» TEXT ZUR PRÜFUNG
****************************************
Wegen verspäteter oder gestrichener Flüge sind im vergangenen Jahr mehr als 5.578 Entschädigungsklagen gegen Airlines bei Gerichten in Baden-Württemberg eingegangen. Am Amtsgericht Nürtingen wurden nach Angaben des Deutschen Richterbundes für den Flughafen Stuttgart 3.665 Klagen registriert. Am Amtsgericht Bühl waren es für den Flughafen Karlsruhe/Baden-Baden 1.913 Klagen. Das belastet die Gerichte zunehmend.
Deutlich mehr Klagen gegen Fluggesellschaften in anderen Teilen Deutschlands
Damit ist die Zahl im Vergleich zum Vorjahr in Baden-Württemberg (5.465) leicht gestiegen. Im bundesweiten Vergleich der 19 größten Flughafenstandorte liegt das Bundesland jedoch auf den hinteren Plätzen. Die meisten Klagen gab es in Köln (22.491), Frankfurt am Main (19.374) und am Amtsgericht Königs Wusterhausen (19.239), das für den Hauptstadtflughafen BER zuständig ist. Dort werden auch deutlich mehr Fluggäste abgefertigt.
****************************************
» ANGEZEIGTE EINTRÄGE

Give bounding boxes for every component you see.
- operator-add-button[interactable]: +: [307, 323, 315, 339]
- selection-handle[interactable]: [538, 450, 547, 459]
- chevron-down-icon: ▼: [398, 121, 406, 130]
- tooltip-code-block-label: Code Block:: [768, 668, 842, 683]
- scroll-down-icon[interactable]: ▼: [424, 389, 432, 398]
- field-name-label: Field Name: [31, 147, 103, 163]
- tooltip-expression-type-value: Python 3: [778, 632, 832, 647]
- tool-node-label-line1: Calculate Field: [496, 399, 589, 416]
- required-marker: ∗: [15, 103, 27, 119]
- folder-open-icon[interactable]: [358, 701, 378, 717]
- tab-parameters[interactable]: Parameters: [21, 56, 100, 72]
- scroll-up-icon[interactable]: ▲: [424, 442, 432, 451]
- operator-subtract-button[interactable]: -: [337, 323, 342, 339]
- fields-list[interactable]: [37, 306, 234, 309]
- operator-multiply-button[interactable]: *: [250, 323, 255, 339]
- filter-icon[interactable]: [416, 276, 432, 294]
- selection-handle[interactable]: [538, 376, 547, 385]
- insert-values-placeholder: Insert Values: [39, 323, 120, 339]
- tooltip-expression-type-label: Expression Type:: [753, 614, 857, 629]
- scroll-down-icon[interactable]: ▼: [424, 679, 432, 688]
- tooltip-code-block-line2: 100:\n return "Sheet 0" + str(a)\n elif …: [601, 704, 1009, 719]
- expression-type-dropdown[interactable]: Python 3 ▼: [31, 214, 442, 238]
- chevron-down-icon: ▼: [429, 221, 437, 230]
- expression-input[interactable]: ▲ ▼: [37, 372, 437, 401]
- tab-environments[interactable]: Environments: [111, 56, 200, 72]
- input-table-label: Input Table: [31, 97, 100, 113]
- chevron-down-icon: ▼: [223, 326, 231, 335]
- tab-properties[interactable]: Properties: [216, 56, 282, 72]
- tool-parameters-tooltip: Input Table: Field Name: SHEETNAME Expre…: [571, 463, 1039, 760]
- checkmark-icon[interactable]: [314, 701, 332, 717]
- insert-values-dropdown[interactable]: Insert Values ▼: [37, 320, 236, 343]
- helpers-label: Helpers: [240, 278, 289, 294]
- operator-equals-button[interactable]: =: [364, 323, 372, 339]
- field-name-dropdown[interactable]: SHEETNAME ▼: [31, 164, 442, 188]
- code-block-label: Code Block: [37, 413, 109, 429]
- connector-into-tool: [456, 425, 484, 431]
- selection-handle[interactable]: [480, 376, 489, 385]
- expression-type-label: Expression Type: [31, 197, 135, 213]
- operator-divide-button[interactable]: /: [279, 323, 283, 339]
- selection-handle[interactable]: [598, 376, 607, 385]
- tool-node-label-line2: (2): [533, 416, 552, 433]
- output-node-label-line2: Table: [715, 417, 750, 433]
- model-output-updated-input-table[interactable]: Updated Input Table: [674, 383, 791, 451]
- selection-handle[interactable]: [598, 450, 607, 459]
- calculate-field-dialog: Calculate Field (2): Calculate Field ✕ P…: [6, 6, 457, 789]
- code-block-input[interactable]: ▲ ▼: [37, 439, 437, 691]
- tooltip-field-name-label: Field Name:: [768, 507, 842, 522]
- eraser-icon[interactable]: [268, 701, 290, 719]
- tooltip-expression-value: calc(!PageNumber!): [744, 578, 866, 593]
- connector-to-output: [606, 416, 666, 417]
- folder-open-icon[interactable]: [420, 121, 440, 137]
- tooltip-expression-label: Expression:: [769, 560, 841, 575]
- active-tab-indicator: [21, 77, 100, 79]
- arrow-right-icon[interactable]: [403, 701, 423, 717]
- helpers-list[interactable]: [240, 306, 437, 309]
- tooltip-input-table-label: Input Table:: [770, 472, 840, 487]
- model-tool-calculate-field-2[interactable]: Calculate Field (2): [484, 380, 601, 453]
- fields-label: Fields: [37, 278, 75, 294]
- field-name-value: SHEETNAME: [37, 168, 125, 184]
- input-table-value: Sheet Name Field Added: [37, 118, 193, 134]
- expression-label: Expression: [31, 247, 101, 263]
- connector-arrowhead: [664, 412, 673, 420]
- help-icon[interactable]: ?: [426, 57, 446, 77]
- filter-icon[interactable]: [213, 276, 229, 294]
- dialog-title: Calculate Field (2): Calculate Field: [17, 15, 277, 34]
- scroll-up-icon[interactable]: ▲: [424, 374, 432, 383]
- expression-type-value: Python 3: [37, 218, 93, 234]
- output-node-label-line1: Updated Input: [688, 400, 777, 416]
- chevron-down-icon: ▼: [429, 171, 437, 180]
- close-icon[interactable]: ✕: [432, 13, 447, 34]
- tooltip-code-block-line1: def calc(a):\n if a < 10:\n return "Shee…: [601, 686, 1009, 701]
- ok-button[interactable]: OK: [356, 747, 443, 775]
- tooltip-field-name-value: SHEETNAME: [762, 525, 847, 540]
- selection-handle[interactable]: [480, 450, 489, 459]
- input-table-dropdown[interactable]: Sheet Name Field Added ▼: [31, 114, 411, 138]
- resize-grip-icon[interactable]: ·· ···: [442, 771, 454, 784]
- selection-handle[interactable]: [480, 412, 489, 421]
****************************************
» AUFGABENSTELLUNG
1 - Kopiere aus dem Text über Klagen gegen Airlines den Abschnitt von „Wegen verspäteter oder“ bis einschließlich „die Gerichte zunehmend.“ wortgetreu.
2 - Nenne sämtliche Amtsgerichte, die im Text über Klagen gegen Airlines namentlich vorkommen.

» ANTWORTEN JE AUFGABE
1 -
Wegen verspäteter oder gestrichener Flüge sind im vergangenen Jahr mehr als 5.578 Entschädigungsklagen gegen Airlines bei Gerichten in Baden-Württemberg eingegangen. Am Amtsgericht Nürtingen wurden nach Angaben des Deutschen Richterbundes für den Flughafen Stuttgart 3.665 Klagen registriert. Am Amtsgericht Bühl waren es für den Flughafen Karlsruhe/Baden-Baden 1.913 Klagen. Das belastet die Gerichte zunehmend.

2 -
Amtsgericht Nürtingen
Amtsgericht Bühl
Amtsgericht Königs Wusterhausen